Ideia que começou a vingar

Reproduzo abaixo o projeto que apresentei no início desta década a diversas autoridades da minha região. Ele já conseguiu iniciar a construção de um pólo turístico novo no país, baseado na literatura, a exemplo de Praga, que enaltece seu herói maior das letras, Franz Kafka. Nosso herói aqui se chama João Guimarães Rosa. Uma das etapas fundamentais que sugeri no texto Sertão Próspero, analisado na Assembléia Legislativa e nas prefeituras de Curvelo e Morro da Garça, já vingou: a criação do Circuito Turístico Guimarães Rosa. Mas há ainda uma longa estrada por ser percorrida. Vejamos os meus palpites:

SERTÃO PRÓSPERO
Esboço de projeto para a criação do Circuito Turístico Guimarães Rosa

Sílvio Ribas
Jornalista

“Nonada. (...) O senhor tolere, isto é o sertão. Uns querem que não seja: que situado sertão é por os campos-gerais a fora a dentro, eles dizem, fim de rumo, terras altas, demais do Urucaia. Toleima. Para os de Corinto e do Curvelo, então, o aqui não é dito sertão? (...) Lugar sertão se divulga: é onde os pastos carecem de fechos; onde um pode torar dez, quinze léguas, sem topar com casa de morador; e onde um criminoso vive seu cristo-jesus, arredado do arrocho de autoridade. (...) Enfim, cada um o que quer aprova, o senhor sabe: pão ou pães, é questão de opiniães... O sertão está em toda parte.” (Grande Sertão: Veredas)


PROSA INAUGURAL

A economia de Curvelo precisa se expandir e se diversificar para garantir oportunidades de trabalho às novas gerações e uma maior arrecadação de impostos à Prefeitura para que haja investimento público na qualidade de vida de seu povo. A mudança de perfil produtivo da agricultura e a concentração social e regional de renda, além de outros fatores econômicos em escala nacional e global trouxeram travas ao desenvolvimento do município. As estatísticas não deixam dúvidas: a limitação de verbas para se investir na promoção social e na geração de emprego e de renda deve-se a questões não só políticas. O problema maior está na falta de estratégias dos governantes e dos empresários voltadas para a busca de alternativas e, assim, recriar um ciclo virtuoso aos empreendimentos curvelanos. Antes de tudo, é preciso conclamar a velha coragem sertaneja para ousar e fazer dessa cidade um pólo regional de desenvolvimento a partir de uma série de novas iniciativas.

Anotações das caixas de elementos
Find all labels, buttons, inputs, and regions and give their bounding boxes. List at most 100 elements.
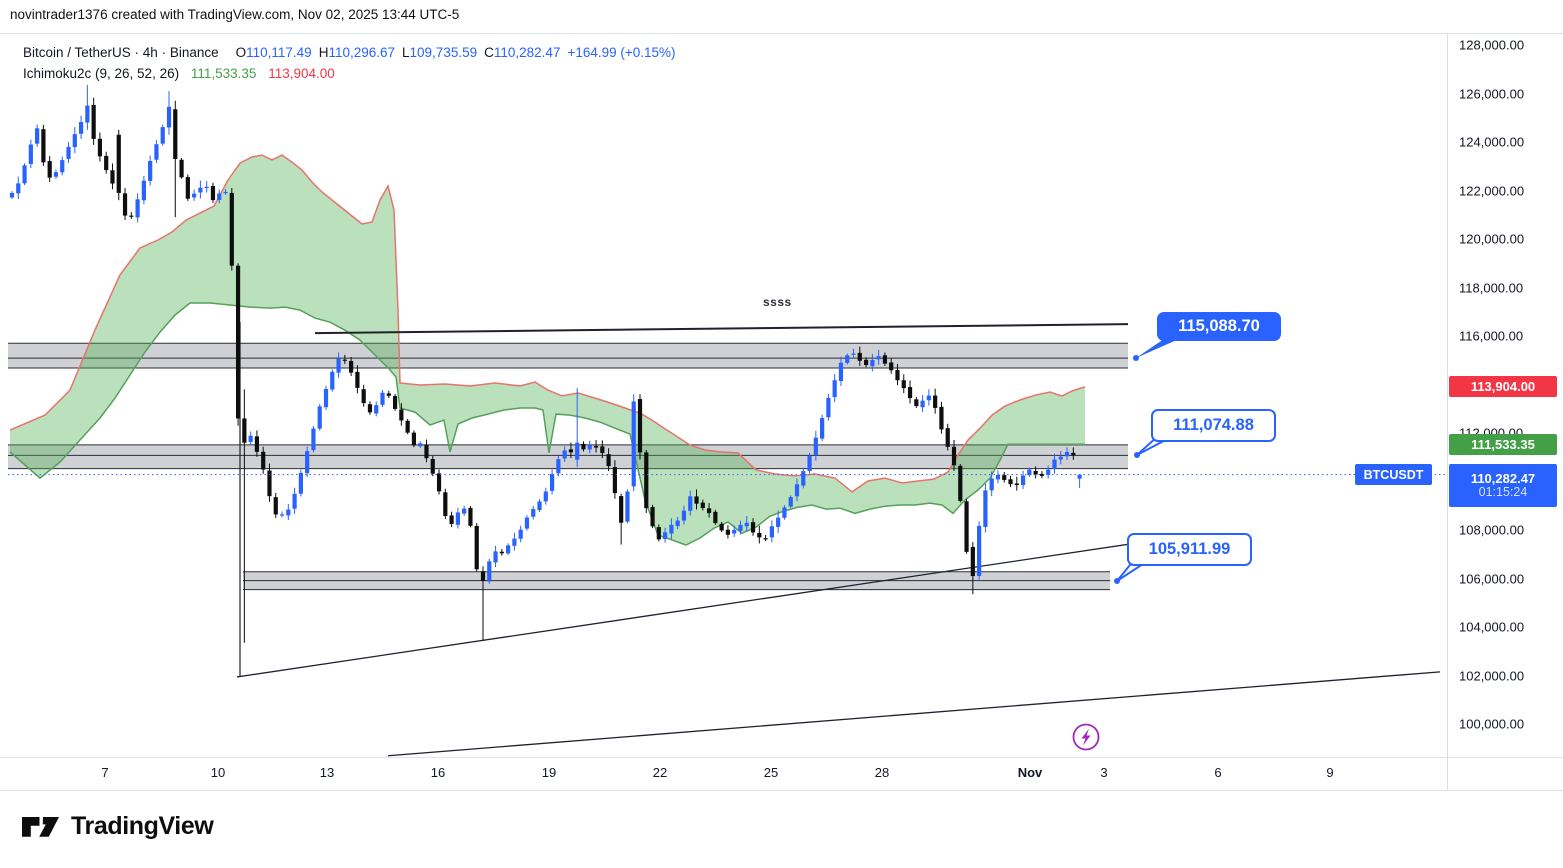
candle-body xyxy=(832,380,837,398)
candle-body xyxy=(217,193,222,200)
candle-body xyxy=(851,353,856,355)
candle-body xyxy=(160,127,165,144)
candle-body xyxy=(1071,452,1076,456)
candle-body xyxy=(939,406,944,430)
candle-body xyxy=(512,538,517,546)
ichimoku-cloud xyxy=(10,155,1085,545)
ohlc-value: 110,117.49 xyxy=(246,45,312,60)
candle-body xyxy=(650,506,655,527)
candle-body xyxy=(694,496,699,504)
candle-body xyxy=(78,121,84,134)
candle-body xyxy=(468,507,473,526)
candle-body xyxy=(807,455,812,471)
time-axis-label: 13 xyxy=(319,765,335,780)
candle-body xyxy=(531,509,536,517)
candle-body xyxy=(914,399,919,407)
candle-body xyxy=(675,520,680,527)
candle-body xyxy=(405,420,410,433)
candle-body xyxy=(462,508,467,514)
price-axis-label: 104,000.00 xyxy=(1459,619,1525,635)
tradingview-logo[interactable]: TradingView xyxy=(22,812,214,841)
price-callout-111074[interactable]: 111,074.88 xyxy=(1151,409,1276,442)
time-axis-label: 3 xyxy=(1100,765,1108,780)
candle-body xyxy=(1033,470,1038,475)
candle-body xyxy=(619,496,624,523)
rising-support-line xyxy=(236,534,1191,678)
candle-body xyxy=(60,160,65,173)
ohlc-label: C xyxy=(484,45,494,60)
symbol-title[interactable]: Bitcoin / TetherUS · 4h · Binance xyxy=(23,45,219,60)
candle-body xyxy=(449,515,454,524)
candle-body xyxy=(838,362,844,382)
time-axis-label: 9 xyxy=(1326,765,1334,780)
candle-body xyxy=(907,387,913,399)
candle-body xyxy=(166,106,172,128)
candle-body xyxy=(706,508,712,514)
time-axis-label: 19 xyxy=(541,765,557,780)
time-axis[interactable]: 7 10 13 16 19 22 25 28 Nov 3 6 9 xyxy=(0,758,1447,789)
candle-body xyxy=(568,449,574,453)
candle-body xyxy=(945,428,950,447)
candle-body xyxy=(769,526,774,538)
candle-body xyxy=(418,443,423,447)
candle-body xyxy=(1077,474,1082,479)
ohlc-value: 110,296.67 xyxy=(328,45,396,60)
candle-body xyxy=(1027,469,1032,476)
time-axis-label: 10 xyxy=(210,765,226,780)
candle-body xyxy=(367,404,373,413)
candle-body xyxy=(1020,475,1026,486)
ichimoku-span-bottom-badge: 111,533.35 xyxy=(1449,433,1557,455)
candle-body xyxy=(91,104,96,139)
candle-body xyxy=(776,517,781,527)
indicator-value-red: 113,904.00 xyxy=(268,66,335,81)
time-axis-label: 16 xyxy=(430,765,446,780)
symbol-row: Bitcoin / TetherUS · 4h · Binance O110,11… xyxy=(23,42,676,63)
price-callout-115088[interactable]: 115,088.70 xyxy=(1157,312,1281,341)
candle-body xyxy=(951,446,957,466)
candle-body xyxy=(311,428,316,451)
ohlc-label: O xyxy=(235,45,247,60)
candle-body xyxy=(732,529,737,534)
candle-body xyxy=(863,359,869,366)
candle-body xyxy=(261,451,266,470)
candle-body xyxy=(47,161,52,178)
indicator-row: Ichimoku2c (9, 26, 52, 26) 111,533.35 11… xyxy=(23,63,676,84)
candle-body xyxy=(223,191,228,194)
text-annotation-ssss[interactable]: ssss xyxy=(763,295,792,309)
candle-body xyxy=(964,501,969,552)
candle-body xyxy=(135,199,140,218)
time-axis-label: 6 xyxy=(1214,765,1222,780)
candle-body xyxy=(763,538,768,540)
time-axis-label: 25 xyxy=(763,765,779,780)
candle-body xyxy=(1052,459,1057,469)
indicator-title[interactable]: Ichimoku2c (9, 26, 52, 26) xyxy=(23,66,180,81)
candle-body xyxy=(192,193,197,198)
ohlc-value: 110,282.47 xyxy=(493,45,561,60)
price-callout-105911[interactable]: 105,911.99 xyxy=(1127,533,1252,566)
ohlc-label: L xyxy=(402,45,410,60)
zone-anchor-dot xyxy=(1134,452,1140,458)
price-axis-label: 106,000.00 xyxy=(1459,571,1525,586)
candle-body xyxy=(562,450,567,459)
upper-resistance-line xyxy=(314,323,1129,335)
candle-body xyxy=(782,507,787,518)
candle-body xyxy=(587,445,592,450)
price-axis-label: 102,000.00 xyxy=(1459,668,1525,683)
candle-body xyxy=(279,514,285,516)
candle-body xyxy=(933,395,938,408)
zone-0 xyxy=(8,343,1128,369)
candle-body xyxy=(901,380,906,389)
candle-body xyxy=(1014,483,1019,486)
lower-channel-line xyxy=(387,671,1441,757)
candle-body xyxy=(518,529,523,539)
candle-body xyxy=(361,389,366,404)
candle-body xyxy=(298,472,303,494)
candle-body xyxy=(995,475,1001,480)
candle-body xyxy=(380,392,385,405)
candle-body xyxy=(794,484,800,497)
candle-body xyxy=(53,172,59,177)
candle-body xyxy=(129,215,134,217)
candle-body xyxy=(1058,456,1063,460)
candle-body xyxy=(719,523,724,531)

==

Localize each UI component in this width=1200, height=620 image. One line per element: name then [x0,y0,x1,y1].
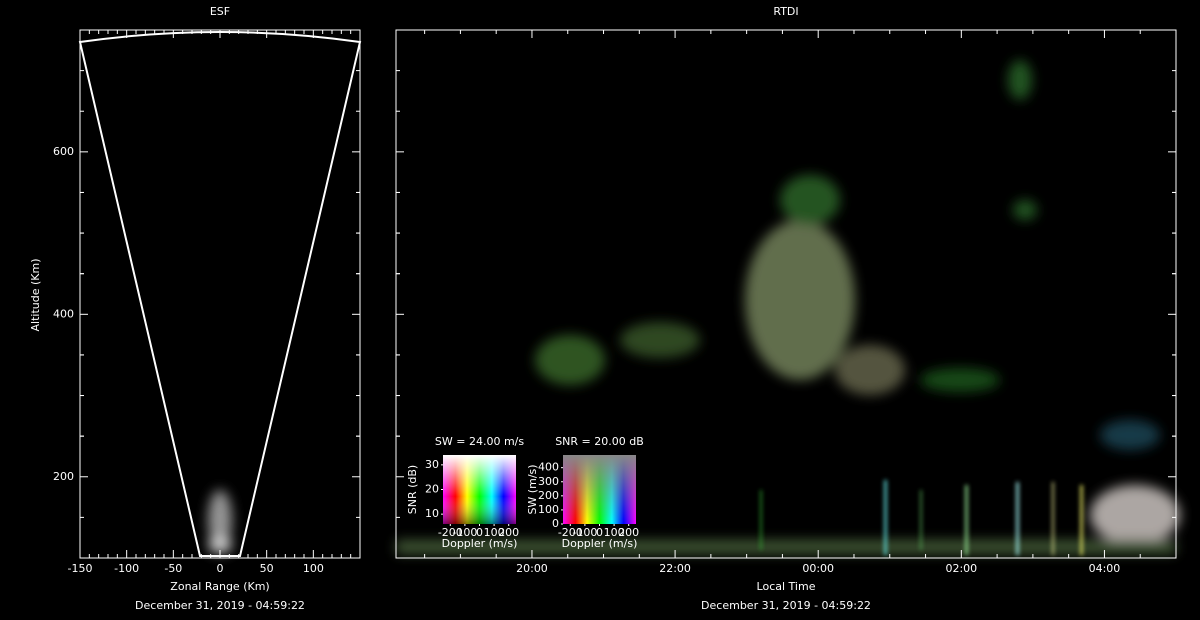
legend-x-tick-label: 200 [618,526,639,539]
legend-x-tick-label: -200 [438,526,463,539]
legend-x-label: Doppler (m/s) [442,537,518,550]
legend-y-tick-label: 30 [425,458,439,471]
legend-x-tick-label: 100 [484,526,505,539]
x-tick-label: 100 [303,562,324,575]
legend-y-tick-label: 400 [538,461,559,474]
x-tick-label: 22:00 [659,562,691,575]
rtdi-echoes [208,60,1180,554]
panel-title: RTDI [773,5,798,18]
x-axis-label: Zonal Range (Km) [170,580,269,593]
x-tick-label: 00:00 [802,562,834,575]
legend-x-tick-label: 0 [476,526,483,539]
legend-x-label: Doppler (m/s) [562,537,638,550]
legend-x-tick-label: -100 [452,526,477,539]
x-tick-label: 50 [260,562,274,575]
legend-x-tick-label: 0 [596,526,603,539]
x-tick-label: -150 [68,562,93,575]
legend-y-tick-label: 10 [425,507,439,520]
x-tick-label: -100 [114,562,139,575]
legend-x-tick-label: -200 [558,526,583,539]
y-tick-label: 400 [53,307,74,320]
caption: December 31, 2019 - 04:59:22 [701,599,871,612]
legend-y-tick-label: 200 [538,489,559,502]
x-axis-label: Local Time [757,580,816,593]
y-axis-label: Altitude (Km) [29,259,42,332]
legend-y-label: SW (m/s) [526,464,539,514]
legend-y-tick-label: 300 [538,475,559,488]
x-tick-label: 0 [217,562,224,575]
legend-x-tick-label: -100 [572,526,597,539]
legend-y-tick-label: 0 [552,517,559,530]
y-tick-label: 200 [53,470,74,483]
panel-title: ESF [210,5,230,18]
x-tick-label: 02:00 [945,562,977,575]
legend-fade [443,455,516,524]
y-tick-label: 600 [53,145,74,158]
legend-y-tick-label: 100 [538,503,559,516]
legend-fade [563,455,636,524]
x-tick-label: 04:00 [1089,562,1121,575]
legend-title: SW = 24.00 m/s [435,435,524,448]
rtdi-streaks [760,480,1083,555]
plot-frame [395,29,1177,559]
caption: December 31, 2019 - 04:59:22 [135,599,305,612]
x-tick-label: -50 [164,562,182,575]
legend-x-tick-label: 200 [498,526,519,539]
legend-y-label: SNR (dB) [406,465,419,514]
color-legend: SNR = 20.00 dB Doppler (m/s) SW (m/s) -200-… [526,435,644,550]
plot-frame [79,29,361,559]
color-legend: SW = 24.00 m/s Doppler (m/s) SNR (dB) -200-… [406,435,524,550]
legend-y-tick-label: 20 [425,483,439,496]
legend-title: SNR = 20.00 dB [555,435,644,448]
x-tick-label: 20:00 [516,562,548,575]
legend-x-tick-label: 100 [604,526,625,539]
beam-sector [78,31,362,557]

§ **Tarefa escrita**
Escreva a continuação do texto sobre o projeto Sertão Próspero e o Circuito Turístico Guimarães Rosa, começando logo após a última frase apresentada.

§ **Resposta à tarefa**
O PODER DA IDÉIA

Feito esse quadro sem detalhes técnicos, dirijo-me às autoridades do município e a todos os cidadãos interessados no progresso para pedir sua avaliação de uma idéia, um projeto que, acredito, fomentará a economia regional, projetará a imagem e a cultura de Curvelo no cenário brasileiro e internacional, e até fortalecerá a auto-estima de seus habitantes. “Sertão Próspero – Projeto para a implantação do Circuito Turístico Guimarães Rosa”, aqui pincelado, visa criar algo novo a partir de tudo aquilo que já existe há meio século nos livros de João Guimarães Rosa, em particular o “Grande Sertão: Veredas”, a natureza e a história das cidades envolvidas. A implantação deste projeto levaria três anos e o retorno maior viria uma década após seu lançamento oficial. Os investimentos ainda estão por ser orçados, mas, suponho, serão bem menores do que o imaginado graças à disposição local de recursos humanos e a ênfase ao trabalho em parceria com empresas, órgãos públicos, entidades civis e a própria sociedade.

OBJETIVO

A ideia me surgiu bem antes de aparecer a Estrada Real, o maior projeto de fomento turístico tocado em Minas Gerais na atualidade. Criar um novo circuito (a exemplo de outros já formados por grutas, fontes hidrominerais e cidades históricas do Ciclo do Ouro) me parece razoável geográfica e estrategicamente. A área formada pelo consórcio de municípios do Alto Médio São Francisco ou do grupo a ser definido por uma pesquisa nas obras de Guimarães Rosa seria ratificada em âmbito legal e institucional, além de figurar no plano e calendário turísticos dos governos nos três níveis.

O Circuito Roseano seria explicitamente inspirado no mundo mitológico criado pelo genial escritor da vizinha Cordisburgo. Por conta disso, os lugares participantes enalteceriam os aspectos sócio-culturais, históricos, urbanísticos e ecológicos que definem a região como especial e “roseana”. Seriam estruturados desde trilhas para passeios a pé e a cavalo por cenários descritos na literatura até monumentos como estátuas do autor e seus personagens, museus e marcos históricos, passando por festivais de culinária, música e trovas. Além disso, sugiro muitos suvenires com sua marca.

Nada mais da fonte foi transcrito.